What you need to do:
Rewrite the records from the line containing "start-key-title: 1. 开始键" through the line containing "table-row xyxy=(106,179,796,204)", replacing "table-row" with "row" and keeping everything else the same. Give back only those lines.

_ _ _

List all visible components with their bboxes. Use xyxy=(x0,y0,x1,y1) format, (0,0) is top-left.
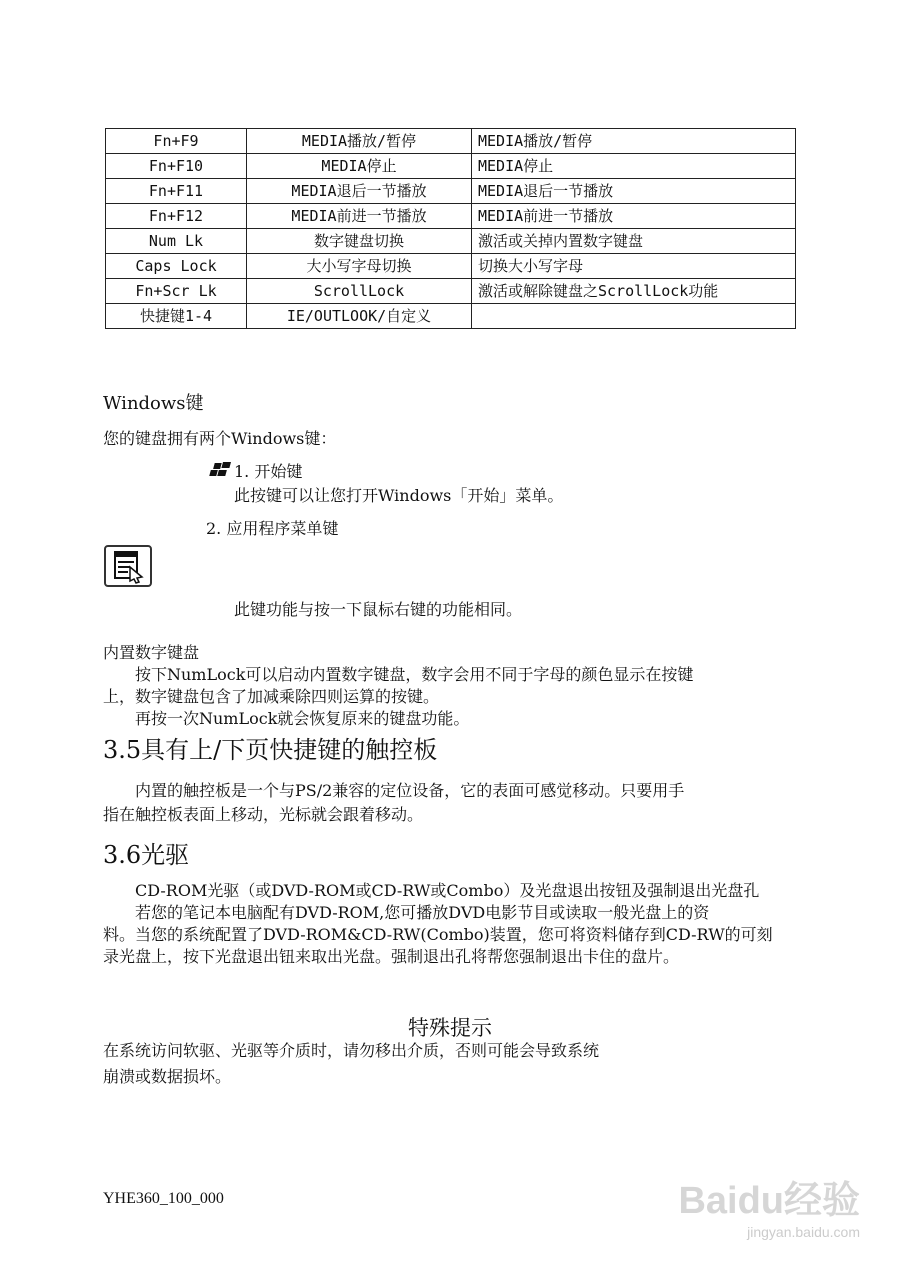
start-key-title: 1. 开始键 xyxy=(234,462,303,481)
optical-paragraph-1: CD-ROM光驱（或DVD-ROM或CD-RW或Combo）及光盘退出按钮及强制退出光盘孔 xyxy=(135,881,760,900)
key-cell: Fn+F10 xyxy=(106,154,247,179)
menu-key-desc: 此键功能与按一下鼠标右键的功能相同。 xyxy=(234,600,523,619)
table-row xyxy=(106,204,796,229)
baidu-watermark xyxy=(678,1169,860,1240)
function-cell: MEDIA退后一节播放 xyxy=(247,179,472,204)
table-row xyxy=(106,179,796,204)
function-cell: MEDIA播放/暂停 xyxy=(247,129,472,154)
windows-heading: Windows键 xyxy=(103,393,204,414)
optical-paragraph-2b: 料。当您的系统配置了DVD-ROM&CD-RW(Combo)装置，您可将资料储存到CD-RW的可刻 xyxy=(103,925,773,944)
optical-paragraph-2c: 录光盘上，按下光盘退出钮来取出光盘。强制退出孔将帮您强制退出卡住的盘片。 xyxy=(103,947,680,966)
windows-logo-icon xyxy=(209,462,233,478)
function-cell: 数字键盘切换 xyxy=(247,229,472,254)
description-cell xyxy=(472,304,796,329)
key-cell: Fn+F9 xyxy=(106,129,247,154)
touchpad-heading: 3.5具有上/下页快捷键的触控板 xyxy=(103,736,438,764)
key-cell: Caps Lock xyxy=(106,254,247,279)
numpad-paragraph-2: 再按一次NumLock就会恢复原来的键盘功能。 xyxy=(135,709,470,728)
menu-key-title: 2. 应用程序菜单键 xyxy=(206,519,339,538)
description-cell: MEDIA退后一节播放 xyxy=(472,179,796,204)
function-cell: IE/OUTLOOK/自定义 xyxy=(247,304,472,329)
function-cell: MEDIA前进一节播放 xyxy=(247,204,472,229)
numpad-heading: 内置数字键盘 xyxy=(103,643,200,662)
footer-code: YHE360_100_000 xyxy=(103,1190,224,1207)
touchpad-paragraph-a: 内置的触控板是一个与PS/2兼容的定位设备，它的表面可感觉移动。只要用手 xyxy=(135,781,685,800)
watermark-url: jingyan.baidu.com xyxy=(747,1224,860,1240)
notice-line-1: 在系统访问软驱、光驱等介质时，请勿移出介质，否则可能会导致系统 xyxy=(103,1041,600,1060)
table-row xyxy=(106,304,796,329)
function-cell: 大小写字母切换 xyxy=(247,254,472,279)
description-cell: 切换大小写字母 xyxy=(472,254,796,279)
key-cell: Fn+F11 xyxy=(106,179,247,204)
description-cell: 激活或关掉内置数字键盘 xyxy=(472,229,796,254)
table-row xyxy=(106,279,796,304)
notice-heading: 特殊提示 xyxy=(408,1016,492,1040)
table-row xyxy=(106,129,796,154)
optical-heading: 3.6光驱 xyxy=(103,841,190,869)
notice-line-2: 崩溃或数据损坏。 xyxy=(103,1067,232,1086)
windows-intro: 您的键盘拥有两个Windows键： xyxy=(103,429,337,448)
description-cell: 激活或解除键盘之ScrollLock功能 xyxy=(472,279,796,304)
function-cell: ScrollLock xyxy=(247,279,472,304)
key-cell: 快捷键1-4 xyxy=(106,304,247,329)
key-cell: Num Lk xyxy=(106,229,247,254)
key-cell: Fn+Scr Lk xyxy=(106,279,247,304)
start-key-desc: 此按键可以让您打开Windows「开始」菜单。 xyxy=(234,486,564,505)
table-row xyxy=(106,154,796,179)
application-menu-key-icon xyxy=(104,545,152,587)
table-row xyxy=(106,254,796,279)
numpad-paragraph-1b: 上，数字键盘包含了加减乘除四则运算的按键。 xyxy=(103,687,440,706)
description-cell: MEDIA前进一节播放 xyxy=(472,204,796,229)
shortcut-table xyxy=(105,128,796,329)
watermark-logo: Baidu经验 xyxy=(678,1180,860,1222)
touchpad-paragraph-b: 指在触控板表面上移动，光标就会跟着移动。 xyxy=(103,805,424,824)
function-cell: MEDIA停止 xyxy=(247,154,472,179)
key-cell: Fn+F12 xyxy=(106,204,247,229)
description-cell: MEDIA播放/暂停 xyxy=(472,129,796,154)
description-cell: MEDIA停止 xyxy=(472,154,796,179)
optical-paragraph-2a: 若您的笔记本电脑配有DVD-ROM,您可播放DVD电影节目或读取一般光盘上的资 xyxy=(135,903,710,922)
table-row xyxy=(106,229,796,254)
numpad-paragraph-1a: 按下NumLock可以启动内置数字键盘，数字会用不同于字母的颜色显示在按键 xyxy=(135,665,694,684)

_ _ _

Result of the task:
start-key-title: 1. 开始键 xyxy=(234,462,303,481)
optical-paragraph-1: CD-ROM光驱（或DVD-ROM或CD-RW或Combo）及光盘退出按钮及强制退出光盘孔 xyxy=(135,881,760,900)
key-cell: Fn+F10 xyxy=(106,154,247,179)
menu-key-desc: 此键功能与按一下鼠标右键的功能相同。 xyxy=(234,600,523,619)
row xyxy=(106,204,796,229)
baidu-watermark xyxy=(678,1169,860,1240)
function-cell: MEDIA退后一节播放 xyxy=(247,179,472,204)
row xyxy=(106,179,796,204)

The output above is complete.